Your task - Please write out the material below exactly as given.

++++++++++

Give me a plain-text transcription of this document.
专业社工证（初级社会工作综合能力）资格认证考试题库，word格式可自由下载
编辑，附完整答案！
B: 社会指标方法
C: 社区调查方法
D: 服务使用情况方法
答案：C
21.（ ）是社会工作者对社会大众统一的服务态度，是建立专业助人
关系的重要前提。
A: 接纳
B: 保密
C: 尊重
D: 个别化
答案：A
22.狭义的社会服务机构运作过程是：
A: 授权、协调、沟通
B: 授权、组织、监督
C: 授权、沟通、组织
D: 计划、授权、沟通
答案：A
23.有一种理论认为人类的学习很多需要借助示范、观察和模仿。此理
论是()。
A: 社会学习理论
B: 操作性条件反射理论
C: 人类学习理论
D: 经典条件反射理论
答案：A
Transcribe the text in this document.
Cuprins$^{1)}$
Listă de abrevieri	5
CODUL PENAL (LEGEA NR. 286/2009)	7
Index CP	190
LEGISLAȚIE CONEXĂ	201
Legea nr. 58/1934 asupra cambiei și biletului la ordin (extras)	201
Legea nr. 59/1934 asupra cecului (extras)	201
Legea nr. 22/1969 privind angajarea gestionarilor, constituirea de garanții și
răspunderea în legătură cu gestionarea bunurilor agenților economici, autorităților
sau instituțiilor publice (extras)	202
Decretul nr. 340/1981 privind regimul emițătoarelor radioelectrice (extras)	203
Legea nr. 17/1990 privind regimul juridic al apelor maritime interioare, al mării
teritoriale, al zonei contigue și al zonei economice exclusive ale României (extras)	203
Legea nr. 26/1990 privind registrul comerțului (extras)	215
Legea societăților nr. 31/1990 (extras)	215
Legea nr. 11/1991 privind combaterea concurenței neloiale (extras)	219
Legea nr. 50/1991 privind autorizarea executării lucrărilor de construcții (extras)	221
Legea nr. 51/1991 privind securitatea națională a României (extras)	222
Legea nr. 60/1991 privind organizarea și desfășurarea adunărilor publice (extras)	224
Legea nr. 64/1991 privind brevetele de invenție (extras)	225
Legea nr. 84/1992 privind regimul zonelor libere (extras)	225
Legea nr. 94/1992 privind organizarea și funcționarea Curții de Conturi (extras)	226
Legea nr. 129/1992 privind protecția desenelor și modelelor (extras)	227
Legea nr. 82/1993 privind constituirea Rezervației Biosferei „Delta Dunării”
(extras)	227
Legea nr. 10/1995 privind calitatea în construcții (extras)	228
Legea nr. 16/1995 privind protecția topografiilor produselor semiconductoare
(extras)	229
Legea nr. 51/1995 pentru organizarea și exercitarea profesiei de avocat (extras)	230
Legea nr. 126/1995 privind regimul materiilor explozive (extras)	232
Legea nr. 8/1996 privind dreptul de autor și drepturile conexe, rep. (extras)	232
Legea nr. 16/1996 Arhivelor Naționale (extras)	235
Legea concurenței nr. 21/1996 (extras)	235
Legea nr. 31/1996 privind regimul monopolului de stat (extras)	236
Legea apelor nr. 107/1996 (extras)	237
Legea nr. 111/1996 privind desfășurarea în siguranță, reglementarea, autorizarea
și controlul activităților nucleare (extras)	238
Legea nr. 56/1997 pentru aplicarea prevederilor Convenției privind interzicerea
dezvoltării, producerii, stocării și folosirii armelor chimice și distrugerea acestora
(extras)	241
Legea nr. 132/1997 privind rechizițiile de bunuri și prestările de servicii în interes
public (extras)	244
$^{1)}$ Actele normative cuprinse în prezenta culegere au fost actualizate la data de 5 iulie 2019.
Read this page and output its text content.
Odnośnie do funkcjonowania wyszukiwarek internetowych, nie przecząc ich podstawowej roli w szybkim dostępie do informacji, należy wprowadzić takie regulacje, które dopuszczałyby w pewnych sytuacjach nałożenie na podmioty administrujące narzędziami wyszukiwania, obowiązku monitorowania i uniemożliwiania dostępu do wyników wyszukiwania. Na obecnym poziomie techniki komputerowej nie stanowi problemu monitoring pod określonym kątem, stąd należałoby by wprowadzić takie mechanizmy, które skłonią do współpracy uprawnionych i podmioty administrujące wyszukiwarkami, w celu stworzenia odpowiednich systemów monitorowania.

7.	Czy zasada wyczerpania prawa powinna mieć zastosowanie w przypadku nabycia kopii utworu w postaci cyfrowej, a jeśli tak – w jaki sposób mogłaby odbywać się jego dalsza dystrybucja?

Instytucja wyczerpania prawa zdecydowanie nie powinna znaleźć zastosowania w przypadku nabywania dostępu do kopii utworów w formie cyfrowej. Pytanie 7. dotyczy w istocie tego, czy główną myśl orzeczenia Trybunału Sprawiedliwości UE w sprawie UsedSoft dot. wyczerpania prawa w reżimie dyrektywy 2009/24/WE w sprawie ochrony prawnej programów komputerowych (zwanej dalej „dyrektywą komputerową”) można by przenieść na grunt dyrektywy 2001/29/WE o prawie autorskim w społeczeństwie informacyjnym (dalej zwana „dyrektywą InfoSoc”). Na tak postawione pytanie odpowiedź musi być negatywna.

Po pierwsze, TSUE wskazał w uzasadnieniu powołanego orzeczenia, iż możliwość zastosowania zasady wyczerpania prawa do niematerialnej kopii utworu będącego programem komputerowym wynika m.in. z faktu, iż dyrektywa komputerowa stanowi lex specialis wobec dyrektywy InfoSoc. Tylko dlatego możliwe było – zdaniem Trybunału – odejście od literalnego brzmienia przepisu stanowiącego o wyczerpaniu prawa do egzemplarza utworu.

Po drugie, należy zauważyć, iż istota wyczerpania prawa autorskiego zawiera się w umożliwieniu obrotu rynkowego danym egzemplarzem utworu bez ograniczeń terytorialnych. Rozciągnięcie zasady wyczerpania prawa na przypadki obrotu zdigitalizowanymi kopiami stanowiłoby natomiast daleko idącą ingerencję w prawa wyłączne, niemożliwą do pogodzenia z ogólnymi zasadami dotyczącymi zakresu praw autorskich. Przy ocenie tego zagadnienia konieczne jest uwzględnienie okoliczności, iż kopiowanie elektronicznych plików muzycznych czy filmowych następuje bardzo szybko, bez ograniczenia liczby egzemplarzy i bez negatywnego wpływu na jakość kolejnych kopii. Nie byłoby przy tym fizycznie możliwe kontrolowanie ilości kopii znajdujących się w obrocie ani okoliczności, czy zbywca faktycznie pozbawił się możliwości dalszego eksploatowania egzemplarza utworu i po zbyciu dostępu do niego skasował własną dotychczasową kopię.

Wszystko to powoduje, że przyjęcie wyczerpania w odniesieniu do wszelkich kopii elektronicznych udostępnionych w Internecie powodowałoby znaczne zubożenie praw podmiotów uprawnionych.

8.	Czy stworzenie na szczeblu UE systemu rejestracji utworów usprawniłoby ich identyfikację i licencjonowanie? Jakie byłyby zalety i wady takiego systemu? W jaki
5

++++++++++

Solution for this task -
Give me a plain-text transcription of this document.
专业社工证（初级社会工作综合能力）资格认证考试题库，word格式可自由下载
编辑，附完整答案！
B: 社会指标方法
C: 社区调查方法
D: 服务使用情况方法
答案：C
21.（ ）是社会工作者对社会大众统一的服务态度，是建立专业助人
关系的重要前提。
A: 接纳
B: 保密
C: 尊重
D: 个别化
答案：A
22.狭义的社会服务机构运作过程是：
A: 授权、协调、沟通
B: 授权、组织、监督
C: 授权、沟通、组织
D: 计划、授权、沟通
答案：A
23.有一种理论认为人类的学习很多需要借助示范、观察和模仿。此理
论是()。
A: 社会学习理论
B: 操作性条件反射理论
C: 人类学习理论
D: 经典条件反射理论
答案：A
Transcribe the text in this document.
Cuprins$^{1)}$
Listă de abrevieri	5
CODUL PENAL (LEGEA NR. 286/2009)	7
Index CP	190
LEGISLAȚIE CONEXĂ	201
Legea nr. 58/1934 asupra cambiei și biletului la ordin (extras)	201
Legea nr. 59/1934 asupra cecului (extras)	201
Legea nr. 22/1969 privind angajarea gestionarilor, constituirea de garanții și
răspunderea în legătură cu gestionarea bunurilor agenților economici, autorităților
sau instituțiilor publice (extras)	202
Decretul nr. 340/1981 privind regimul emițătoarelor radioelectrice (extras)	203
Legea nr. 17/1990 privind regimul juridic al apelor maritime interioare, al mării
teritoriale, al zonei contigue și al zonei economice exclusive ale României (extras)	203
Legea nr. 26/1990 privind registrul comerțului (extras)	215
Legea societăților nr. 31/1990 (extras)	215
Legea nr. 11/1991 privind combaterea concurenței neloiale (extras)	219
Legea nr. 50/1991 privind autorizarea executării lucrărilor de construcții (extras)	221
Legea nr. 51/1991 privind securitatea națională a României (extras)	222
Legea nr. 60/1991 privind organizarea și desfășurarea adunărilor publice (extras)	224
Legea nr. 64/1991 privind brevetele de invenție (extras)	225
Legea nr. 84/1992 privind regimul zonelor libere (extras)	225
Legea nr. 94/1992 privind organizarea și funcționarea Curții de Conturi (extras)	226
Legea nr. 129/1992 privind protecția desenelor și modelelor (extras)	227
Legea nr. 82/1993 privind constituirea Rezervației Biosferei „Delta Dunării”
(extras)	227
Legea nr. 10/1995 privind calitatea în construcții (extras)	228
Legea nr. 16/1995 privind protecția topografiilor produselor semiconductoare
(extras)	229
Legea nr. 51/1995 pentru organizarea și exercitarea profesiei de avocat (extras)	230
Legea nr. 126/1995 privind regimul materiilor explozive (extras)	232
Legea nr. 8/1996 privind dreptul de autor și drepturile conexe, rep. (extras)	232
Legea nr. 16/1996 Arhivelor Naționale (extras)	235
Legea concurenței nr. 21/1996 (extras)	235
Legea nr. 31/1996 privind regimul monopolului de stat (extras)	236
Legea apelor nr. 107/1996 (extras)	237
Legea nr. 111/1996 privind desfășurarea în siguranță, reglementarea, autorizarea
și controlul activităților nucleare (extras)	238
Legea nr. 56/1997 pentru aplicarea prevederilor Convenției privind interzicerea
dezvoltării, producerii, stocării și folosirii armelor chimice și distrugerea acestora
(extras)	241
Legea nr. 132/1997 privind rechizițiile de bunuri și prestările de servicii în interes
public (extras)	244
$^{1)}$ Actele normative cuprinse în prezenta culegere au fost actualizate la data de 5 iulie 2019.
Read this page and output its text content.
Odnośnie do funkcjonowania wyszukiwarek internetowych, nie przecząc ich podstawowej roli w szybkim dostępie do informacji, należy wprowadzić takie regulacje, które dopuszczałyby w pewnych sytuacjach nałożenie na podmioty administrujące narzędziami wyszukiwania, obowiązku monitorowania i uniemożliwiania dostępu do wyników wyszukiwania. Na obecnym poziomie techniki komputerowej nie stanowi problemu monitoring pod określonym kątem, stąd należałoby by wprowadzić takie mechanizmy, które skłonią do współpracy uprawnionych i podmioty administrujące wyszukiwarkami, w celu stworzenia odpowiednich systemów monitorowania.

7.	Czy zasada wyczerpania prawa powinna mieć zastosowanie w przypadku nabycia kopii utworu w postaci cyfrowej, a jeśli tak – w jaki sposób mogłaby odbywać się jego dalsza dystrybucja?

Instytucja wyczerpania prawa zdecydowanie nie powinna znaleźć zastosowania w przypadku nabywania dostępu do kopii utworów w formie cyfrowej. Pytanie 7. dotyczy w istocie tego, czy główną myśl orzeczenia Trybunału Sprawiedliwości UE w sprawie UsedSoft dot. wyczerpania prawa w reżimie dyrektywy 2009/24/WE w sprawie ochrony prawnej programów komputerowych (zwanej dalej „dyrektywą komputerową”) można by przenieść na grunt dyrektywy 2001/29/WE o prawie autorskim w społeczeństwie informacyjnym (dalej zwana „dyrektywą InfoSoc”). Na tak postawione pytanie odpowiedź musi być negatywna.

Po pierwsze, TSUE wskazał w uzasadnieniu powołanego orzeczenia, iż możliwość zastosowania zasady wyczerpania prawa do niematerialnej kopii utworu będącego programem komputerowym wynika m.in. z faktu, iż dyrektywa komputerowa stanowi lex specialis wobec dyrektywy InfoSoc. Tylko dlatego możliwe było – zdaniem Trybunału – odejście od literalnego brzmienia przepisu stanowiącego o wyczerpaniu prawa do egzemplarza utworu.

Po drugie, należy zauważyć, iż istota wyczerpania prawa autorskiego zawiera się w umożliwieniu obrotu rynkowego danym egzemplarzem utworu bez ograniczeń terytorialnych. Rozciągnięcie zasady wyczerpania prawa na przypadki obrotu zdigitalizowanymi kopiami stanowiłoby natomiast daleko idącą ingerencję w prawa wyłączne, niemożliwą do pogodzenia z ogólnymi zasadami dotyczącymi zakresu praw autorskich. Przy ocenie tego zagadnienia konieczne jest uwzględnienie okoliczności, iż kopiowanie elektronicznych plików muzycznych czy filmowych następuje bardzo szybko, bez ograniczenia liczby egzemplarzy i bez negatywnego wpływu na jakość kolejnych kopii. Nie byłoby przy tym fizycznie możliwe kontrolowanie ilości kopii znajdujących się w obrocie ani okoliczności, czy zbywca faktycznie pozbawił się możliwości dalszego eksploatowania egzemplarza utworu i po zbyciu dostępu do niego skasował własną dotychczasową kopię.

Wszystko to powoduje, że przyjęcie wyczerpania w odniesieniu do wszelkich kopii elektronicznych udostępnionych w Internecie powodowałoby znaczne zubożenie praw podmiotów uprawnionych.

8.	Czy stworzenie na szczeblu UE systemu rejestracji utworów usprawniłoby ich identyfikację i licencjonowanie? Jakie byłyby zalety i wady takiego systemu? W jaki
5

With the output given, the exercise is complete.